● Task brief: Check each line of the entries below for the string "name"; copy every line where it appears.

● Raw records:
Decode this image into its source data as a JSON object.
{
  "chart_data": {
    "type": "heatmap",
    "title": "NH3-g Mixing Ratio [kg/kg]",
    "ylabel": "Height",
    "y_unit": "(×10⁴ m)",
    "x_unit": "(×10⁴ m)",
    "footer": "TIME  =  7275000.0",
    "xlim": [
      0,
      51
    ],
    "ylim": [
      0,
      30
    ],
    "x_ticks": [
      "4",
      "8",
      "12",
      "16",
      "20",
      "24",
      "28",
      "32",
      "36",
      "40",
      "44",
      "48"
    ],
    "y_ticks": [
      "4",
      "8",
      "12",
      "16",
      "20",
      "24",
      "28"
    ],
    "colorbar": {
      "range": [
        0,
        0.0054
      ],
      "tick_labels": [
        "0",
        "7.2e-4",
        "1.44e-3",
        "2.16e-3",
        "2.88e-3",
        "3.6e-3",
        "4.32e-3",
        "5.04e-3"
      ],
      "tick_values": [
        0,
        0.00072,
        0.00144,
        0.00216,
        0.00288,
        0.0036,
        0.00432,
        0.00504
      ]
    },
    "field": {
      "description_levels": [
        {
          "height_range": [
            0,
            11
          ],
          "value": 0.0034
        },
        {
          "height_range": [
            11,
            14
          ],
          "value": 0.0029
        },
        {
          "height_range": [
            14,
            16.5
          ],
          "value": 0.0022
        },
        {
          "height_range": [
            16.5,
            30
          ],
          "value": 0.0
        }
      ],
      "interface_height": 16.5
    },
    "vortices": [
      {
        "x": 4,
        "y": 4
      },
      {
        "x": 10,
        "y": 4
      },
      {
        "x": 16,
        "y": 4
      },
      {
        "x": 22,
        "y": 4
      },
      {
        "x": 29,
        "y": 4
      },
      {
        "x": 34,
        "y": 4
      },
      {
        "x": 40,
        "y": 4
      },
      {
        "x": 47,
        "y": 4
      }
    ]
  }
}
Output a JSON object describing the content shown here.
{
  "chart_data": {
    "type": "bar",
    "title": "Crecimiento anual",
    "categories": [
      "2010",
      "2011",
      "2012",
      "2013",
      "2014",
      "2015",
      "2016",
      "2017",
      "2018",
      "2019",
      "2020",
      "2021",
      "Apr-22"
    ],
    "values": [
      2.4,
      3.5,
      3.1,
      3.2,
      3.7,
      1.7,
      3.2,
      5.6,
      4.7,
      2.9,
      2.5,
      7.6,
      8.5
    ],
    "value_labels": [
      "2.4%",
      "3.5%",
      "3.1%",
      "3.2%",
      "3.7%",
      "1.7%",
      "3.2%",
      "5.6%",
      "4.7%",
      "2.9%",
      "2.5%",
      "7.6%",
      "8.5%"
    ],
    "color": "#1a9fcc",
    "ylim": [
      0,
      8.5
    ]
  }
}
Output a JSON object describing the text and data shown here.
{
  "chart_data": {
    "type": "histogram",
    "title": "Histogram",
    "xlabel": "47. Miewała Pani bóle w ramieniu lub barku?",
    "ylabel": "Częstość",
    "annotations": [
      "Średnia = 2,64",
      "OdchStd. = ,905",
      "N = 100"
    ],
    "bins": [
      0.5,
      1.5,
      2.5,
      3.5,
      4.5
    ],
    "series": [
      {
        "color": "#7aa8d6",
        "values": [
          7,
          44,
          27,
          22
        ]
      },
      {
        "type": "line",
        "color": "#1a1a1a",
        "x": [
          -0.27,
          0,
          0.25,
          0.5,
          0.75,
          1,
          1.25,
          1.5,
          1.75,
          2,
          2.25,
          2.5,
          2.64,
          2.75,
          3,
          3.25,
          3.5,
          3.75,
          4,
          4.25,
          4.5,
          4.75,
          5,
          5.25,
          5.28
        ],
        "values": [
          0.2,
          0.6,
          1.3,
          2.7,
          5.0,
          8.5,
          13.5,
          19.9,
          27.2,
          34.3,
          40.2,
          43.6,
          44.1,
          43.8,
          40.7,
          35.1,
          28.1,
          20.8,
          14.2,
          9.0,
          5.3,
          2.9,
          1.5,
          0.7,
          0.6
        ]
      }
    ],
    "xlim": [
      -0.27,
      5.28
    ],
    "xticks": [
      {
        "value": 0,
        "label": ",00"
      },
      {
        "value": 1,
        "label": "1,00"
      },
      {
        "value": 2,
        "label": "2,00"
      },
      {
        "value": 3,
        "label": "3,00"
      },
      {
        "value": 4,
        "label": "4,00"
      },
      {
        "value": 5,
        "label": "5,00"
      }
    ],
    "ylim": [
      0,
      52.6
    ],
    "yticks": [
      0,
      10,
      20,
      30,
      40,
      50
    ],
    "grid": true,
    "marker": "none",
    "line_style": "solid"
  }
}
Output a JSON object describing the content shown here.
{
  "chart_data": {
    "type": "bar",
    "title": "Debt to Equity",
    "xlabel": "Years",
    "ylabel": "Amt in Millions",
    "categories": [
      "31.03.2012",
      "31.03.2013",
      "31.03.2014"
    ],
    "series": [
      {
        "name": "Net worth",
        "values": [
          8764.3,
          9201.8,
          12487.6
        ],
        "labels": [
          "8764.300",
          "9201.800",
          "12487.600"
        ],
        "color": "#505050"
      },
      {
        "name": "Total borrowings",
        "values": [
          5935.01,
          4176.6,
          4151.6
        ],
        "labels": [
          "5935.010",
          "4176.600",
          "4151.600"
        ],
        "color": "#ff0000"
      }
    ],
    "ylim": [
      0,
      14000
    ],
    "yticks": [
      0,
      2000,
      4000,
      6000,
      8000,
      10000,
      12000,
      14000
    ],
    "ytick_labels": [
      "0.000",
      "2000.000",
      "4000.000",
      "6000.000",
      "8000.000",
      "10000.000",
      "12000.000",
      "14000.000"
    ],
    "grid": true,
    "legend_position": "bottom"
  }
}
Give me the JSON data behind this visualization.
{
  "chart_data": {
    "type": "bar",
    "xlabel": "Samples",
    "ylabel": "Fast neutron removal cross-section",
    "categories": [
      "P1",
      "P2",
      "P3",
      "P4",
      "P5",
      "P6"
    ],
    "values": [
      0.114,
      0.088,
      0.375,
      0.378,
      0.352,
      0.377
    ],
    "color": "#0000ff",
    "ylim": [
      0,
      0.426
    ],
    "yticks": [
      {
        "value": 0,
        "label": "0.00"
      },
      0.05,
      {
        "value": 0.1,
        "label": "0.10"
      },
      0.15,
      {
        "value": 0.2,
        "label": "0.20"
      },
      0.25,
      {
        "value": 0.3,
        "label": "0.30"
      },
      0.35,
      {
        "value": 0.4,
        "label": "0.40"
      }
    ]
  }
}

● Finished answer:
        "name": "Net worth",
        "name": "Total borrowings",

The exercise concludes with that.